# Exercise prompt
Among the records below, find the lines with the word "Stiftung" and copy them.

# Exercise data
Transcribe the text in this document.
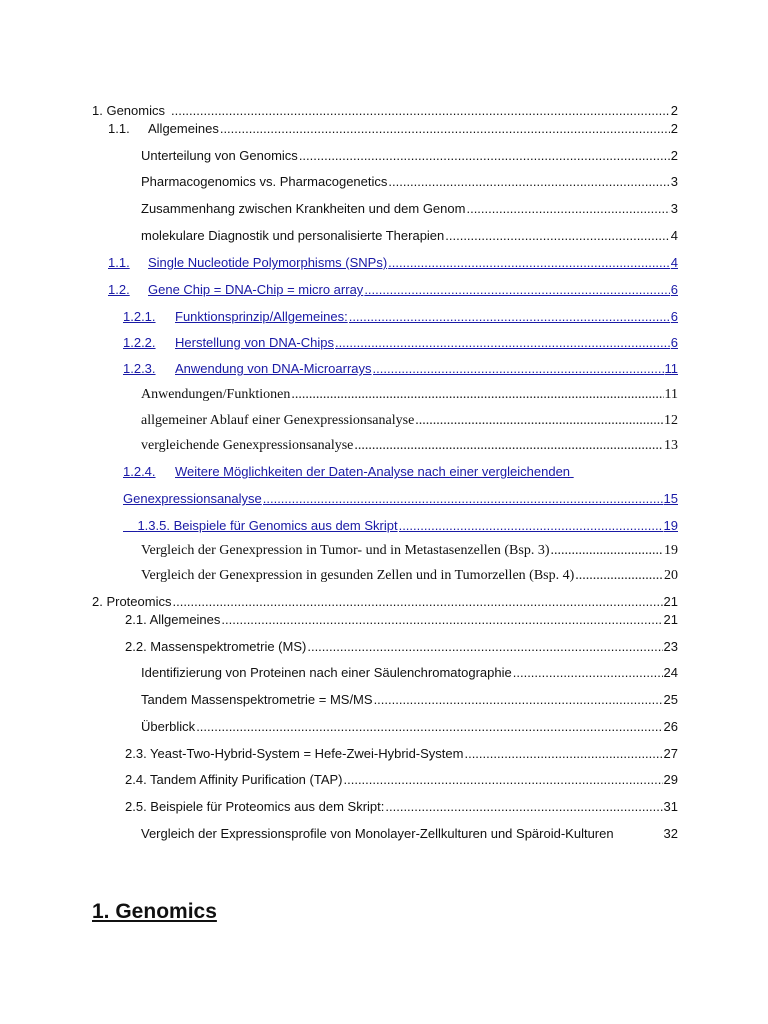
1. Genomics .....	2
1.1.	Allgemeines .....	2
Unterteilung von Genomics .....	2
Pharmacogenomics vs. Pharmacogenetics .....	3
Zusammenhang zwischen Krankheiten und dem Genom .....	3
molekulare Diagnostik und personalisierte Therapien .....	4
1.1.	Single Nucleotide Polymorphisms (SNPs) .....	4
1.2.	Gene Chip = DNA-Chip = micro array .....	6
1.2.1.	Funktionsprinzip/Allgemeines: .....	6
1.2.2.	Herstellung von DNA-Chips .....	6
1.2.3.	Anwendung von DNA-Microarrays .....	11
Anwendungen/Funktionen .....	11
allgemeiner Ablauf einer Genexpressionsanalyse .....	12
vergleichende Genexpressionsanalyse .....	13
1.2.4.	Weitere Möglichkeiten der Daten-Analyse nach einer vergleichenden

Genexpressionsanalyse .....	15

1.3.5. Beispiele für Genomics aus dem Skript .....	19
Vergleich der Genexpression in Tumor- und in Metastasenzellen (Bsp. 3) .....	19
Vergleich der Genexpression in gesunden Zellen und in Tumorzellen (Bsp. 4) .....	20
2. Proteomics .....	21
2.1. Allgemeines .....	21
2.2. Massenspektrometrie (MS) .....	23
Identifizierung von Proteinen nach einer Säulenchromatographie .....	24
Tandem Massenspektrometrie = MS/MS .....	25
Überblick .....	26
2.3. Yeast-Two-Hybrid-System = Hefe-Zwei-Hybrid-System .....	27
2.4. Tandem Affinity Purification (TAP) .....	29
2.5. Beispiele für Proteomics aus dem Skript: .....	31
Vergleich der Expressionsprofile von Monolayer-Zellkulturen und Späroid-Kulturen	32
1. Genomics
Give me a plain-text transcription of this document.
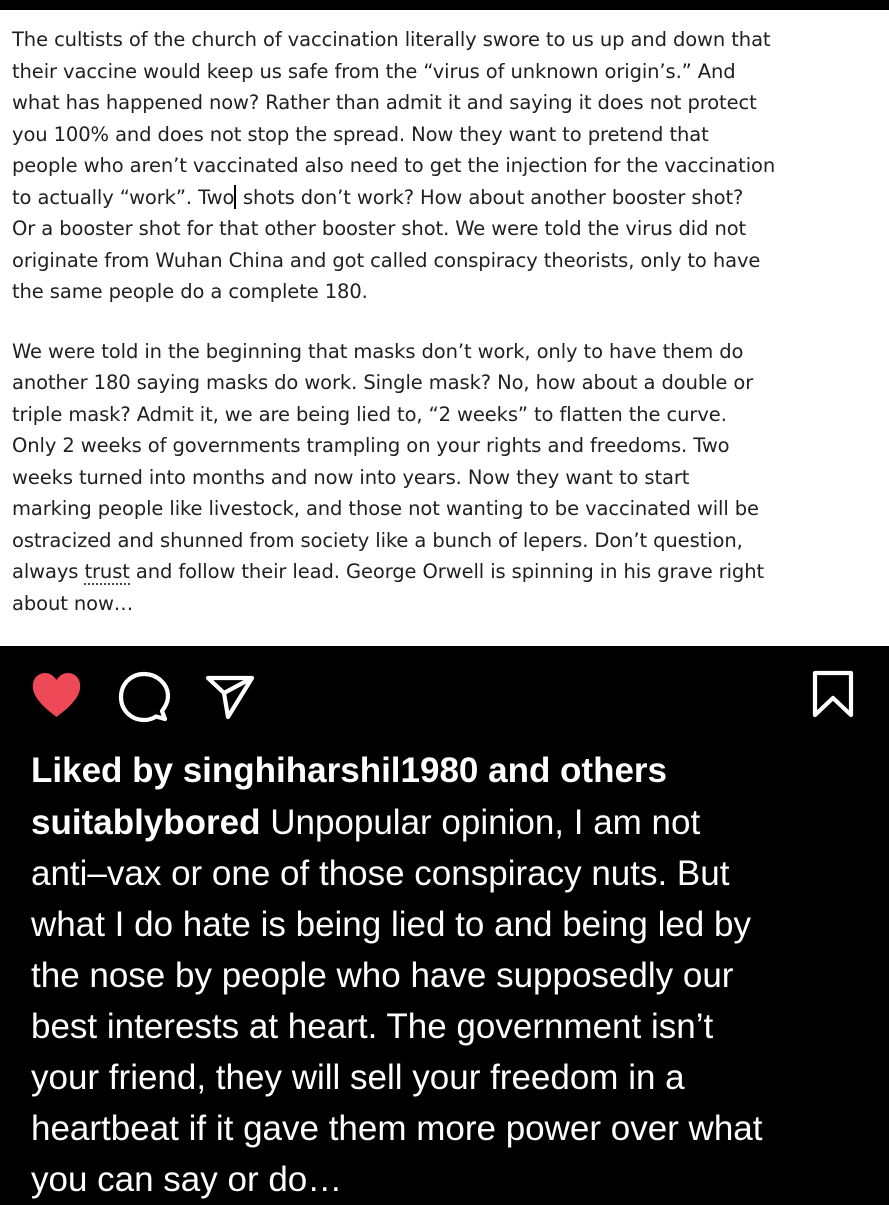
The cultists of the church of vaccination literally swore to us up and down that

their vaccine would keep us safe from the “virus of unknown origin’s.” And

what has happened now? Rather than admit it and saying it does not protect

you 100% and does not stop the spread. Now they want to pretend that

people who aren’t vaccinated also need to get the injection for the vaccination

to actually “work”. Two shots don’t work? How about another booster shot?

Or a booster shot for that other booster shot. We were told the virus did not

originate from Wuhan China and got called conspiracy theorists, only to have

the same people do a complete 180.

We were told in the beginning that masks don’t work, only to have them do

another 180 saying masks do work. Single mask? No, how about a double or

triple mask? Admit it, we are being lied to, “2 weeks” to flatten the curve.

Only 2 weeks of governments trampling on your rights and freedoms. Two

weeks turned into months and now into years. Now they want to start

marking people like livestock, and those not wanting to be vaccinated will be

ostracized and shunned from society like a bunch of lepers. Don’t question,

always trust and follow their lead. George Orwell is spinning in his grave right

about now…

Liked by singhiharshil1980 and others

suitablybored Unpopular opinion, I am not

anti–vax or one of those conspiracy nuts. But

what I do hate is being lied to and being led by

the nose by people who have supposedly our

best interests at heart. The government isn’t

your friend, they will sell your freedom in a

heartbeat if it gave them more power over what

you can say or do…
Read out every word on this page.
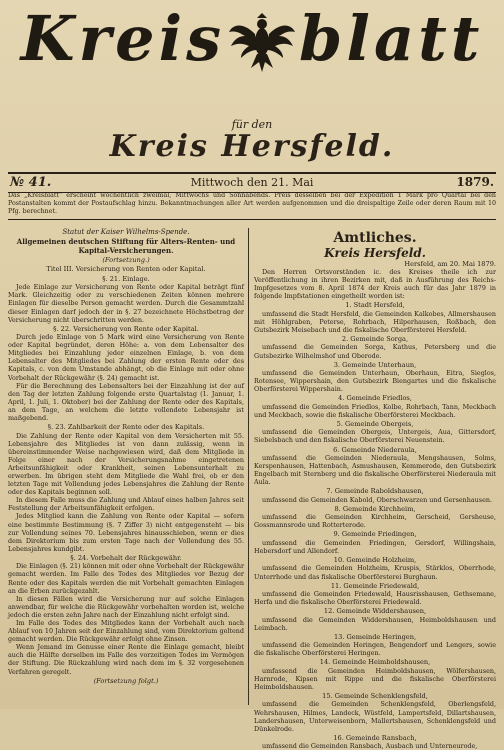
Kreis blatt
für den
Kreis Hersfeld.
№ 41.	Mittwoch den 21. Mai	1879.
Das „Kreisblatt“ erscheint wöchentlich zweimal, Mittwochs und Sonnabends. Preis desselben bei der Expedition 1 Mark pro Quartal bei den Postanstalten kommt der Postaufschlag hinzu. Bekanntmachungen aller Art werden aufgenommen und die dreispaltige Zeile oder deren Raum mit 10 Pfg. berechnet.
Statut der Kaiser Wilhelms-Spende.
Allgemeinen deutschen Stiftung für Alters-Renten- und Kapital-Versicherungen.
(Fortsetzung.)
Titel III. Versicherung von Renten oder Kapital.
§. 21. Einlage.

Jede Einlage zur Versicherung von Rente oder Kapital beträgt fünf Mark. Gleichzeitig oder zu verschiedenen Zeiten können mehrere Einlagen für dieselbe Person gemacht werden. Durch die Gesammtzahl dieser Einlagen darf jedoch der in §. 27 bezeichnete Höchstbetrag der Versicherung nicht überschritten werden.

§. 22. Versicherung von Rente oder Kapital.

Durch jede Einlage von 5 Mark wird eine Versicherung von Rente oder Kapital begründet, deren Höhe: a. von dem Lebensalter des Mitgliedes bei Einzahlung jeder einzelnen Einlage, b. von dem Lebensalter des Mitgliedes bei Zahlung der ersten Rente oder des Kapitals, c. von dem Umstande abhängt, ob die Einlage mit oder ohne Vorbehalt der Rückgewähr (§. 24) gemacht ist.

Für die Berechnung des Lebensalters bei der Einzahlung ist der auf den Tag der letzten Zahlung folgende erste Quartalstag (1. Januar, 1. April, 1. Juli, 1. Oktober) bei der Zahlung der Rente oder des Kapitals, an dem Tage, an welchem die letzte vollendete Lebensjahr ist maßgebend.

§. 23. Zahlbarkeit der Rente oder des Kapitals.

Die Zahlung der Rente oder Kapital von dem Versicherten mit 55. Lebensjahre des Mitgliedes ist von dann zulässig, wenn in übereinstimmender Weise nachgewiesen wird, daß dem Mitgliede in Folge einer nach der Versicherungsnahme eingetretenen Arbeitsunfähigkeit oder Krankheit, seinen Lebensunterhalt zu erwerben. Im übrigen steht dem Mitgliede die Wahl frei, ob er den letzten Tage mit Vollendung jedes Lebensjahres die Zahlung der Rente oder des Kapitals beginnen soll.

In diesem Falle muss die Zahlung und Ablauf eines halben Jahres seit Feststellung der Arbeitsunfähigkeit erfolgen.

Jedes Mitglied kann die Zahlung von Rente oder Kapital — sofern eine bestimmte Bestimmung (§. 7 Ziffer 3) nicht entgegensteht — bis zur Vollendung seines 70. Lebensjahres hinausschieben, wenn er dies dem Direktorium bis zum ersten Tage nach der Vollendung des 55. Lebensjahres kundgibt.

§. 24. Vorbehalt der Rückgewähr.

Die Einlagen (§. 21) können mit oder ohne Vorbehalt der Rückgewähr gemacht werden. Im Falle des Todes des Mitgliedes vor Bezug der Rente oder des Kapitals werden die mit Vorbehalt gemachten Einlagen an die Erben zurückgezahlt.

In diesen Fällen wird die Versicherung nur auf solche Einlagen anwendbar, für welche die Rückgewähr vorbehalten worden ist, welche jedoch die ersten zehn Jahre nach der Einzahlung nicht erfolgt sind.

Im Falle des Todes des Mitgliedes kann der Vorbehalt auch nach Ablauf von 10 Jahren seit der Einzahlung sind, vom Direktorium geltend gemacht werden. Die Rückgewähr erfolgt ohne Zinsen.

Wenn Jemand im Genusse einer Rente die Einlage gemacht, bleibt auch die Hälfte derselben im Falle des vorzeitigen Todes im Vermögen der Stiftung. Die Rückzahlung wird nach dem im §. 32 vorgesehenen Verfahren geregelt.

(Fortsetzung folgt.)
Amtliches.
Kreis Hersfeld.
Hersfeld, am 20. Mai 1879.

Den Herren Ortsvorständen ic. des Kreises theile ich zur Veröffentlichung in ihren Bezirken mit, daß in Ausführung des Reichs-Impfgesetzes vom 8. April 1874 der Kreis auch für das Jahr 1879 in folgende Impfstationen eingetheilt worden ist:

1. Stadt Hersfeld,

umfassend die Stadt Hersfeld, die Gemeinden Kalkobes, Allmershausen mit Höhlgraben, Peterse, Rohrbach, Hilperhausen, Roßbach, den Gutsbezirk Meisebach und die fiskalische Oberförsterei Hersfeld.

2. Gemeinde Sorga,

umfassend die Gemeinden Sorga, Kathus, Petersberg und die Gutsbezirke Wilhelmshof und Oberode.

3. Gemeinde Unterhaun,

umfassend die Gemeinden Unterhaun, Oberhaun, Eitra, Sieglos, Rotensee, Wippershain, den Gutsbezirk Biengartes und die fiskalische Oberförsterei Wippershain.

4. Gemeinde Friedlos,

umfassend die Gemeinden Friedlos, Kolbe, Rohrbach, Tann, Meckbach und Meckbach, sowie die fiskalische Oberförsterei Meckbach.

5. Gemeinde Obergeis,

umfassend die Gemeinden Obergeis, Untergeis, Aua, Gittersdorf, Siebelsbach und den fiskalische Oberförsterei Neuenstein.

6. Gemeinde Niederaula,

umfassend die Gemeinden Niederaula, Mengshausen, Solms, Kerspenhausen, Hattenbach, Asmushausen, Kemmerode, den Gutsbezirk Engelbach mit Sternberg und die fiskalische Oberförsterei Niederaula mit Aula.

7. Gemeinde Raboldshausen,

umfassend die Gemeinden Kabold, Oberschwarzen und Gersenhausen.

8. Gemeinde Kirchheim,

umfassend die Gemeinden Kirchheim, Gerscheid, Gersheuse, Gossmannsrode und Rotterterode.

9. Gemeinde Friedingen,

umfassend die Gemeinden Friedingen, Gersdorf, Willingshain, Hebersdorf und Allendorf.

10. Gemeinde Holzheim,

umfassend die Gemeinden Holzheim, Kruspis, Stärklos, Oberrhode, Unterrhode und das fiskalische Oberförsterei Burghaun.

11. Gemeinde Friedewald,

umfassend die Gemeinden Friedewald, Hausrisshausen, Gethsemane, Herfa und die fiskalische Oberförsterei Friedewald.

12. Gemeinde Widdershausen,

umfassend die Gemeinden Widdershausen, Heimboldshausen und Leimbach.

13. Gemeinde Heringen,

umfassend die Gemeinden Heringen, Bengendorf und Lengers, sowie die fiskalische Oberförsterei Heringen.

14. Gemeinde Heimboldshausen,

umfassend die Gemeinden Heimboldshausen, Wölfershausen, Harnrode, Kipsen mit Rippe und die fiskalische Oberförsterei Heimboldshausen.

15. Gemeinde Schenklengsfeld,

umfassend die Gemeinden Schenklengsfeld, Oberlengsfeld, Wehrshausen, Hilmes, Landeck, Wüstfeld, Lampertsfeld, Dillartshausen, Landershausen, Unterweisenborn, Mallertshausen, Schenklengsfeld und Dünkelrode.

16. Gemeinde Ransbach,

umfassend die Gemeinden Ransbach, Ausbach und Unterneurode,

# Task solution
Allgemeinen deutschen Stiftung für Alters-Renten- und Kapital-Versicherungen.
Wenn Jemand im Genusse einer Rente die Einlage gemacht, bleibt auch die Hälfte derselben im Falle des vorzeitigen Todes im Vermögen der Stiftung. Die Rückzahlung wird nach dem im §. 32 vorgesehenen Verfahren geregelt.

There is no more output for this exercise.